- _TO DO_: Reproduce everything in the records from the start down to the line containing "bullet-list-menu[interactable]: ▼: [420, 524, 446, 548]", exactly line for line.

- _EXERCISE MATERIALS_:

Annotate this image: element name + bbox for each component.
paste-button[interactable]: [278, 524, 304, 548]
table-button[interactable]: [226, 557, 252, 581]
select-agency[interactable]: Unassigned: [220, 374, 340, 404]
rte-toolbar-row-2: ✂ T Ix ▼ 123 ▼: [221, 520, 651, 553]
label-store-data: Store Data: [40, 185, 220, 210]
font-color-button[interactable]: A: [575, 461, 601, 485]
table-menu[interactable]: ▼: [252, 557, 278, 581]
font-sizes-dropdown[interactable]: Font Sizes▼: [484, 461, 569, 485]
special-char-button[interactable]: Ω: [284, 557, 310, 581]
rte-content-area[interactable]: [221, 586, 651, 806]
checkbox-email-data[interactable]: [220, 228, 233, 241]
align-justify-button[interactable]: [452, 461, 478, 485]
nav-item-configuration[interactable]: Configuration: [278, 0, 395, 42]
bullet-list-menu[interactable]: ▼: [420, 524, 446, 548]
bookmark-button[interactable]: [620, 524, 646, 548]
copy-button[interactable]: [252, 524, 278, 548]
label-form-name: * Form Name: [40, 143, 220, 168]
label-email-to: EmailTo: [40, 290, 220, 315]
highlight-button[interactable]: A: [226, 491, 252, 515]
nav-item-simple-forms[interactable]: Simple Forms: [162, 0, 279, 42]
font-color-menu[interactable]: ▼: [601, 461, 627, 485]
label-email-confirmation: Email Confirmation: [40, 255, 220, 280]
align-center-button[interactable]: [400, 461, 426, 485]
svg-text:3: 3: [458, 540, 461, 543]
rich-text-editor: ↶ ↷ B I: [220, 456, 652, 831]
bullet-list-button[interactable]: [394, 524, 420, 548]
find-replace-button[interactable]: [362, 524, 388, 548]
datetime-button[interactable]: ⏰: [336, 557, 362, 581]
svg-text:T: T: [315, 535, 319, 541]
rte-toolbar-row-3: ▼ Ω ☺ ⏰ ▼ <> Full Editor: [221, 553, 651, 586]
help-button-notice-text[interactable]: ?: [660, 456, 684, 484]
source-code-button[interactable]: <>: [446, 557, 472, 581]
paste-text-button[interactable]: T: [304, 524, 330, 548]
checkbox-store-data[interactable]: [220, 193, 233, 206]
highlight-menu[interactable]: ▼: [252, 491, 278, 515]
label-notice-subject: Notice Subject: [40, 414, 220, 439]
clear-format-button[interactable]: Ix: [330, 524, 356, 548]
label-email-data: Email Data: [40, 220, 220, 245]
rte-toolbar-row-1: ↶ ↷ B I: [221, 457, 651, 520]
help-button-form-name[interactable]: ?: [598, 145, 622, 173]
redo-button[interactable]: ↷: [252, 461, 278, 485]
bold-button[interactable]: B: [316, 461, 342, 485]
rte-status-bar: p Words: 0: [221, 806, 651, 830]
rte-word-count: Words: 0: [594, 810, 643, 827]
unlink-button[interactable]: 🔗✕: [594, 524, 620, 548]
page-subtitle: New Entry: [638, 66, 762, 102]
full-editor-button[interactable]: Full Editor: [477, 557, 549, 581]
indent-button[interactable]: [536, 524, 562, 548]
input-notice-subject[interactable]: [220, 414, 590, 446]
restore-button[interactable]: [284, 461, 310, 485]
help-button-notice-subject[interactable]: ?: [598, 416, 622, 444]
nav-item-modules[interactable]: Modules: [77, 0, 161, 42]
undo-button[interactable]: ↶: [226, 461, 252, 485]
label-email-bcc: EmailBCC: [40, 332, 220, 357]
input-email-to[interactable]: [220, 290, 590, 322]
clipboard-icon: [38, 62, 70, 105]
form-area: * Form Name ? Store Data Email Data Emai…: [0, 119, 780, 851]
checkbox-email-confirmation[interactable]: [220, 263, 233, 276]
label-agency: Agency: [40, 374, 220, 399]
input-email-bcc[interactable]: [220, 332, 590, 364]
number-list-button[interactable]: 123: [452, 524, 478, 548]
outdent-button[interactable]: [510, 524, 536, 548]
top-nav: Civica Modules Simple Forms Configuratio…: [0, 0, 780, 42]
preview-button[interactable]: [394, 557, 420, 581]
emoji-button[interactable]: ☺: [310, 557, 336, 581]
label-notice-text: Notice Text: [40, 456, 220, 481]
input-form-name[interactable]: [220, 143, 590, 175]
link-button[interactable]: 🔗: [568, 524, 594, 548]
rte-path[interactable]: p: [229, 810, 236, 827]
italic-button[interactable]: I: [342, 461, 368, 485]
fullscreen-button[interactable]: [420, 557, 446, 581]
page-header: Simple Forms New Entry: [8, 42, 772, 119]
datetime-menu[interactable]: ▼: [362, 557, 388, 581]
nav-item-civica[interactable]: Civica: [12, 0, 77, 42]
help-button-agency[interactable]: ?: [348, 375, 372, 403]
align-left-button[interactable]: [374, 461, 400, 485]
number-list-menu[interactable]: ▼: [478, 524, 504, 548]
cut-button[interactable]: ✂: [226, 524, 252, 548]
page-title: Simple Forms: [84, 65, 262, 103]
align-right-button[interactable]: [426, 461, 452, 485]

- _SOLUTION TO THIS EXERCISE_:
Annotate this image: element name + bbox for each component.
paste-button[interactable]: [278, 524, 304, 548]
table-button[interactable]: [226, 557, 252, 581]
select-agency[interactable]: Unassigned: [220, 374, 340, 404]
rte-toolbar-row-2: ✂ T Ix ▼ 123 ▼: [221, 520, 651, 553]
label-store-data: Store Data: [40, 185, 220, 210]
font-color-button[interactable]: A: [575, 461, 601, 485]
table-menu[interactable]: ▼: [252, 557, 278, 581]
font-sizes-dropdown[interactable]: Font Sizes▼: [484, 461, 569, 485]
special-char-button[interactable]: Ω: [284, 557, 310, 581]
rte-content-area[interactable]: [221, 586, 651, 806]
checkbox-email-data[interactable]: [220, 228, 233, 241]
align-justify-button[interactable]: [452, 461, 478, 485]
nav-item-configuration[interactable]: Configuration: [278, 0, 395, 42]
bullet-list-menu[interactable]: ▼: [420, 524, 446, 548]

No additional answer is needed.